[start EXCERPTED DATA]
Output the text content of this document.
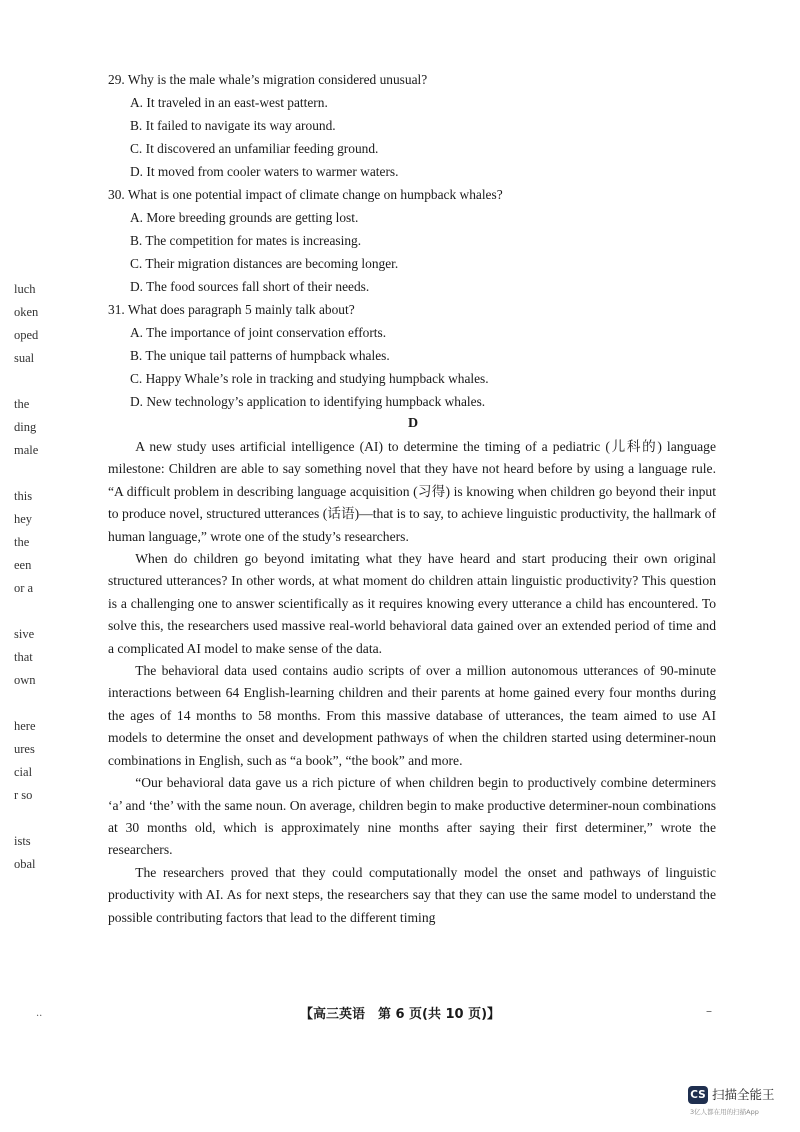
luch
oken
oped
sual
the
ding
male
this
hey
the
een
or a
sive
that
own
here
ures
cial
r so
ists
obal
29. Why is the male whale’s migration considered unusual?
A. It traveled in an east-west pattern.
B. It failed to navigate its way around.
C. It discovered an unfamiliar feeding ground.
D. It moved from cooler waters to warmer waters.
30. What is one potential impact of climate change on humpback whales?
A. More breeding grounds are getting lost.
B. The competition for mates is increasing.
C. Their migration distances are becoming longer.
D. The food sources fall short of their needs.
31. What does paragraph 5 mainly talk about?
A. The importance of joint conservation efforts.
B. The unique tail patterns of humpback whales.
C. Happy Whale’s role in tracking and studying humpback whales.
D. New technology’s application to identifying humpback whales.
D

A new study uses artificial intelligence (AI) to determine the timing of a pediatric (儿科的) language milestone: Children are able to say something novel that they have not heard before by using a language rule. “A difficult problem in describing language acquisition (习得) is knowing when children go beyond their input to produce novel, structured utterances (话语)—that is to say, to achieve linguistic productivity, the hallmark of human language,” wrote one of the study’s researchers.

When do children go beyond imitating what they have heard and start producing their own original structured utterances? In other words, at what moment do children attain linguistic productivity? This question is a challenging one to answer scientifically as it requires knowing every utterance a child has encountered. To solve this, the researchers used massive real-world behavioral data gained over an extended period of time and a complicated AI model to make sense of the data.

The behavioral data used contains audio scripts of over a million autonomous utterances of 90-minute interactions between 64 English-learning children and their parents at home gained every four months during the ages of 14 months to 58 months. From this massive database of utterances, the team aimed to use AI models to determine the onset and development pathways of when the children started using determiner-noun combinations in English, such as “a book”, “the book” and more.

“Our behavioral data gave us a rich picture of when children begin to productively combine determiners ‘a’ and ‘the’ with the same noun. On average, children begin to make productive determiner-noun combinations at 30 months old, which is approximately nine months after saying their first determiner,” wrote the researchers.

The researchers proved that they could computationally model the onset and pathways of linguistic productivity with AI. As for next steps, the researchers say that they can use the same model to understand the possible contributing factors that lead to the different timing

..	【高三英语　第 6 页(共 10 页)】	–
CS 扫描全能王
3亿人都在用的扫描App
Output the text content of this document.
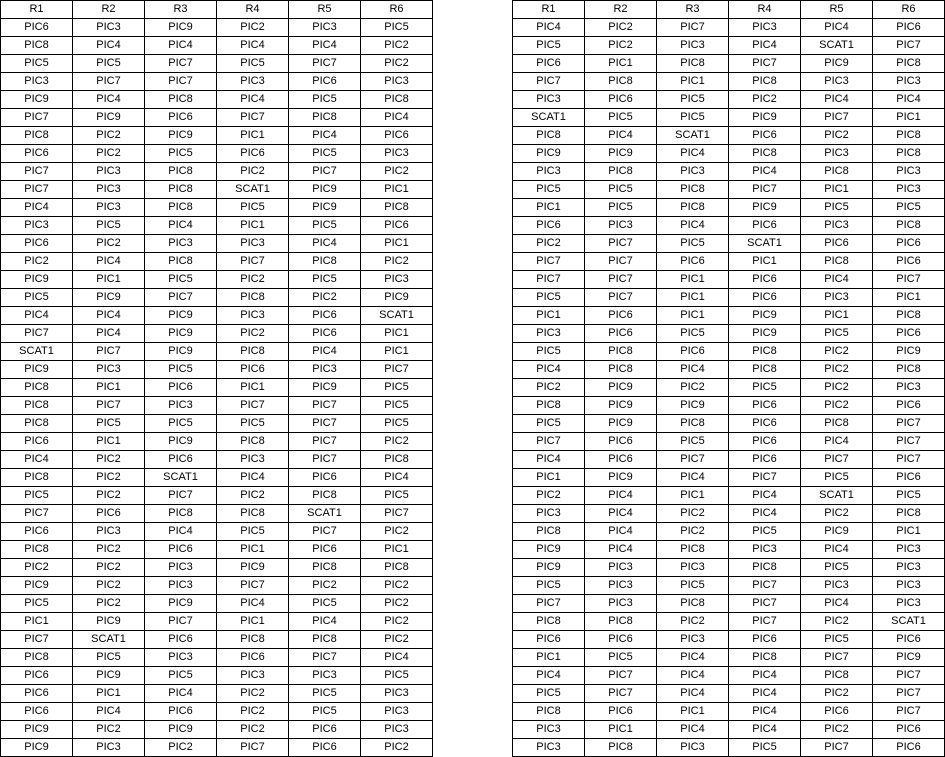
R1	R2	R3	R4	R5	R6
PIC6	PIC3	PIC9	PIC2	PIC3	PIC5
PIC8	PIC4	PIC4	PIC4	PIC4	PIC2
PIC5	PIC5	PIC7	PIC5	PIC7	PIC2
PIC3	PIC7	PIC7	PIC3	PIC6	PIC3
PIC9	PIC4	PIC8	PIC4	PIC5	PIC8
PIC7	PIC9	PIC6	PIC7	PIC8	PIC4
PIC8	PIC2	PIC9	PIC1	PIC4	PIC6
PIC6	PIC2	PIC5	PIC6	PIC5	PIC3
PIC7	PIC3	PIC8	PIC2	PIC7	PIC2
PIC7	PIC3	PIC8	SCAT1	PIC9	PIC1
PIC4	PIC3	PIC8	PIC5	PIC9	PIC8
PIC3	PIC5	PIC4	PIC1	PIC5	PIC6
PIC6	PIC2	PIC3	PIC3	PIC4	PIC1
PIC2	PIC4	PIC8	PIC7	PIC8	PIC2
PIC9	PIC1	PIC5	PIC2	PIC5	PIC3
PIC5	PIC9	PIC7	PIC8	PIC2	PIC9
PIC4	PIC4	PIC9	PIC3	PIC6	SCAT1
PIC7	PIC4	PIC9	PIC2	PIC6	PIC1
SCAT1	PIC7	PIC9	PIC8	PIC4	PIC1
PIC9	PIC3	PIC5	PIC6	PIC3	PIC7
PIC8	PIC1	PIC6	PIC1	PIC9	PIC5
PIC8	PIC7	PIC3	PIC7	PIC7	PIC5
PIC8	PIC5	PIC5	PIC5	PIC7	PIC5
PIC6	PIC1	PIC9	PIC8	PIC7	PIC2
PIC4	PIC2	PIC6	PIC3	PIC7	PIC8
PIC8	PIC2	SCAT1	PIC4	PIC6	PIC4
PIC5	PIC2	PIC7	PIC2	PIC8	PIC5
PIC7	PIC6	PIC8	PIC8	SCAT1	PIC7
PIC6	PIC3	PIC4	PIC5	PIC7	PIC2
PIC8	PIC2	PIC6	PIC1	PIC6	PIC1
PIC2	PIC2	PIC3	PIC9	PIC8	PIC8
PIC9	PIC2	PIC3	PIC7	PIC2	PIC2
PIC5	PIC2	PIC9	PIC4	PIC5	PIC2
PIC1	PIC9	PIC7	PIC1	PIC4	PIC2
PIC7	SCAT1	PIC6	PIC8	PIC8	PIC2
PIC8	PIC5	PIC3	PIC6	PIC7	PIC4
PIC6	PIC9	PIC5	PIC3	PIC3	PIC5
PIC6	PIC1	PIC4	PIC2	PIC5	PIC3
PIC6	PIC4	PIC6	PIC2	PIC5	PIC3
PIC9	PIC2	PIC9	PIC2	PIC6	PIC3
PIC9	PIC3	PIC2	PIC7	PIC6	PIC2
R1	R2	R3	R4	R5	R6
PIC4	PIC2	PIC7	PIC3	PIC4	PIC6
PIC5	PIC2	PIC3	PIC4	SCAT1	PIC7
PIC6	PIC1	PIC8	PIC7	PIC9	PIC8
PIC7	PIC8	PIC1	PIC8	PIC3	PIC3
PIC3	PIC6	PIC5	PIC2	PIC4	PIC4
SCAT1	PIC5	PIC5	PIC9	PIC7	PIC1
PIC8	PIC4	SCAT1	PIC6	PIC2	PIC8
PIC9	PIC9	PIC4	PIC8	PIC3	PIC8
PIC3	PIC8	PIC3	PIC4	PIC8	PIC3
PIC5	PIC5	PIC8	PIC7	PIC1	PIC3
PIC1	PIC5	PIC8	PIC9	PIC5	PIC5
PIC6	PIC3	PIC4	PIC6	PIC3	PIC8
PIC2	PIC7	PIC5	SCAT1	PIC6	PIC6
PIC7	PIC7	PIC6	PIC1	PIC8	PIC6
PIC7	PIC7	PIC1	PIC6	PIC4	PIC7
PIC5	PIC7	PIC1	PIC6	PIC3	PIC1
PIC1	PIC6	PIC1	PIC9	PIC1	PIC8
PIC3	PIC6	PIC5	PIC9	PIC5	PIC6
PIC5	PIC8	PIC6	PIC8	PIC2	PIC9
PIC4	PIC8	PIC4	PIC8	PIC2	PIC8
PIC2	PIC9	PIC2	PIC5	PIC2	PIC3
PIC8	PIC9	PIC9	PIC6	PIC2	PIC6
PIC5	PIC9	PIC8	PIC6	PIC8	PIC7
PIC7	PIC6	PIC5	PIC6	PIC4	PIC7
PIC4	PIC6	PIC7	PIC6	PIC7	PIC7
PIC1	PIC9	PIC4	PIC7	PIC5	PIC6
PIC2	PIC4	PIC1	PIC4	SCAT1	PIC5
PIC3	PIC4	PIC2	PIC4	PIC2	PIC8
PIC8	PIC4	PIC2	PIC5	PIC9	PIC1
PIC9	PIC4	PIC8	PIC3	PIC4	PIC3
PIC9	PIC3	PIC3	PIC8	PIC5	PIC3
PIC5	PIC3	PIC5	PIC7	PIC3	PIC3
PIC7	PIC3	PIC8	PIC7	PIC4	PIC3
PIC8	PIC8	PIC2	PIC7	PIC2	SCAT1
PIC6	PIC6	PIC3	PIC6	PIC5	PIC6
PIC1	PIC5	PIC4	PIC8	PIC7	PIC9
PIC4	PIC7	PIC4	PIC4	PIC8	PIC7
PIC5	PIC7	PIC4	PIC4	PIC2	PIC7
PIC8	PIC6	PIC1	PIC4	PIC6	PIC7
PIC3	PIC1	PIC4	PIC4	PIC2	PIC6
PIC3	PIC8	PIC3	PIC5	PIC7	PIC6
[end EXCERPTED DATA]
- _AIM_
Transcribe the listing in full. Omit the pictures and keep every line exact.

- _TASK RESULT_
Output the text content of this document.
luch
oken
oped
sual
the
ding
male
this
hey
the
een
or a
sive
that
own
here
ures
cial
r so
ists
obal
29. Why is the male whale’s migration considered unusual?
A. It traveled in an east-west pattern.
B. It failed to navigate its way around.
C. It discovered an unfamiliar feeding ground.
D. It moved from cooler waters to warmer waters.
30. What is one potential impact of climate change on humpback whales?
A. More breeding grounds are getting lost.
B. The competition for mates is increasing.
C. Their migration distances are becoming longer.
D. The food sources fall short of their needs.
31. What does paragraph 5 mainly talk about?
A. The importance of joint conservation efforts.
B. The unique tail patterns of humpback whales.
C. Happy Whale’s role in tracking and studying humpback whales.
D. New technology’s application to identifying humpback whales.
D

A new study uses artificial intelligence (AI) to determine the timing of a pediatric (儿科的) language milestone: Children are able to say something novel that they have not heard before by using a language rule. “A difficult problem in describing language acquisition (习得) is knowing when children go beyond their input to produce novel, structured utterances (话语)—that is to say, to achieve linguistic productivity, the hallmark of human language,” wrote one of the study’s researchers.

When do children go beyond imitating what they have heard and start producing their own original structured utterances? In other words, at what moment do children attain linguistic productivity? This question is a challenging one to answer scientifically as it requires knowing every utterance a child has encountered. To solve this, the researchers used massive real-world behavioral data gained over an extended period of time and a complicated AI model to make sense of the data.

The behavioral data used contains audio scripts of over a million autonomous utterances of 90-minute interactions between 64 English-learning children and their parents at home gained every four months during the ages of 14 months to 58 months. From this massive database of utterances, the team aimed to use AI models to determine the onset and development pathways of when the children started using determiner-noun combinations in English, such as “a book”, “the book” and more.

“Our behavioral data gave us a rich picture of when children begin to productively combine determiners ‘a’ and ‘the’ with the same noun. On average, children begin to make productive determiner-noun combinations at 30 months old, which is approximately nine months after saying their first determiner,” wrote the researchers.

The researchers proved that they could computationally model the onset and pathways of linguistic productivity with AI. As for next steps, the researchers say that they can use the same model to understand the possible contributing factors that lead to the different timing

..	【高三英语　第 6 页(共 10 页)】	–
CS 扫描全能王
3亿人都在用的扫描App
Output the text content of this document.
R1	R2	R3	R4	R5	R6
PIC6	PIC3	PIC9	PIC2	PIC3	PIC5
PIC8	PIC4	PIC4	PIC4	PIC4	PIC2
PIC5	PIC5	PIC7	PIC5	PIC7	PIC2
PIC3	PIC7	PIC7	PIC3	PIC6	PIC3
PIC9	PIC4	PIC8	PIC4	PIC5	PIC8
PIC7	PIC9	PIC6	PIC7	PIC8	PIC4
PIC8	PIC2	PIC9	PIC1	PIC4	PIC6
PIC6	PIC2	PIC5	PIC6	PIC5	PIC3
PIC7	PIC3	PIC8	PIC2	PIC7	PIC2
PIC7	PIC3	PIC8	SCAT1	PIC9	PIC1
PIC4	PIC3	PIC8	PIC5	PIC9	PIC8
PIC3	PIC5	PIC4	PIC1	PIC5	PIC6
PIC6	PIC2	PIC3	PIC3	PIC4	PIC1
PIC2	PIC4	PIC8	PIC7	PIC8	PIC2
PIC9	PIC1	PIC5	PIC2	PIC5	PIC3
PIC5	PIC9	PIC7	PIC8	PIC2	PIC9
PIC4	PIC4	PIC9	PIC3	PIC6	SCAT1
PIC7	PIC4	PIC9	PIC2	PIC6	PIC1
SCAT1	PIC7	PIC9	PIC8	PIC4	PIC1
PIC9	PIC3	PIC5	PIC6	PIC3	PIC7
PIC8	PIC1	PIC6	PIC1	PIC9	PIC5
PIC8	PIC7	PIC3	PIC7	PIC7	PIC5
PIC8	PIC5	PIC5	PIC5	PIC7	PIC5
PIC6	PIC1	PIC9	PIC8	PIC7	PIC2
PIC4	PIC2	PIC6	PIC3	PIC7	PIC8
PIC8	PIC2	SCAT1	PIC4	PIC6	PIC4
PIC5	PIC2	PIC7	PIC2	PIC8	PIC5
PIC7	PIC6	PIC8	PIC8	SCAT1	PIC7
PIC6	PIC3	PIC4	PIC5	PIC7	PIC2
PIC8	PIC2	PIC6	PIC1	PIC6	PIC1
PIC2	PIC2	PIC3	PIC9	PIC8	PIC8
PIC9	PIC2	PIC3	PIC7	PIC2	PIC2
PIC5	PIC2	PIC9	PIC4	PIC5	PIC2
PIC1	PIC9	PIC7	PIC1	PIC4	PIC2
PIC7	SCAT1	PIC6	PIC8	PIC8	PIC2
PIC8	PIC5	PIC3	PIC6	PIC7	PIC4
PIC6	PIC9	PIC5	PIC3	PIC3	PIC5
PIC6	PIC1	PIC4	PIC2	PIC5	PIC3
PIC6	PIC4	PIC6	PIC2	PIC5	PIC3
PIC9	PIC2	PIC9	PIC2	PIC6	PIC3
PIC9	PIC3	PIC2	PIC7	PIC6	PIC2
R1	R2	R3	R4	R5	R6
PIC4	PIC2	PIC7	PIC3	PIC4	PIC6
PIC5	PIC2	PIC3	PIC4	SCAT1	PIC7
PIC6	PIC1	PIC8	PIC7	PIC9	PIC8
PIC7	PIC8	PIC1	PIC8	PIC3	PIC3
PIC3	PIC6	PIC5	PIC2	PIC4	PIC4
SCAT1	PIC5	PIC5	PIC9	PIC7	PIC1
PIC8	PIC4	SCAT1	PIC6	PIC2	PIC8
PIC9	PIC9	PIC4	PIC8	PIC3	PIC8
PIC3	PIC8	PIC3	PIC4	PIC8	PIC3
PIC5	PIC5	PIC8	PIC7	PIC1	PIC3
PIC1	PIC5	PIC8	PIC9	PIC5	PIC5
PIC6	PIC3	PIC4	PIC6	PIC3	PIC8
PIC2	PIC7	PIC5	SCAT1	PIC6	PIC6
PIC7	PIC7	PIC6	PIC1	PIC8	PIC6
PIC7	PIC7	PIC1	PIC6	PIC4	PIC7
PIC5	PIC7	PIC1	PIC6	PIC3	PIC1
PIC1	PIC6	PIC1	PIC9	PIC1	PIC8
PIC3	PIC6	PIC5	PIC9	PIC5	PIC6
PIC5	PIC8	PIC6	PIC8	PIC2	PIC9
PIC4	PIC8	PIC4	PIC8	PIC2	PIC8
PIC2	PIC9	PIC2	PIC5	PIC2	PIC3
PIC8	PIC9	PIC9	PIC6	PIC2	PIC6
PIC5	PIC9	PIC8	PIC6	PIC8	PIC7
PIC7	PIC6	PIC5	PIC6	PIC4	PIC7
PIC4	PIC6	PIC7	PIC6	PIC7	PIC7
PIC1	PIC9	PIC4	PIC7	PIC5	PIC6
PIC2	PIC4	PIC1	PIC4	SCAT1	PIC5
PIC3	PIC4	PIC2	PIC4	PIC2	PIC8
PIC8	PIC4	PIC2	PIC5	PIC9	PIC1
PIC9	PIC4	PIC8	PIC3	PIC4	PIC3
PIC9	PIC3	PIC3	PIC8	PIC5	PIC3
PIC5	PIC3	PIC5	PIC7	PIC3	PIC3
PIC7	PIC3	PIC8	PIC7	PIC4	PIC3
PIC8	PIC8	PIC2	PIC7	PIC2	SCAT1
PIC6	PIC6	PIC3	PIC6	PIC5	PIC6
PIC1	PIC5	PIC4	PIC8	PIC7	PIC9
PIC4	PIC7	PIC4	PIC4	PIC8	PIC7
PIC5	PIC7	PIC4	PIC4	PIC2	PIC7
PIC8	PIC6	PIC1	PIC4	PIC6	PIC7
PIC3	PIC1	PIC4	PIC4	PIC2	PIC6
PIC3	PIC8	PIC3	PIC5	PIC7	PIC6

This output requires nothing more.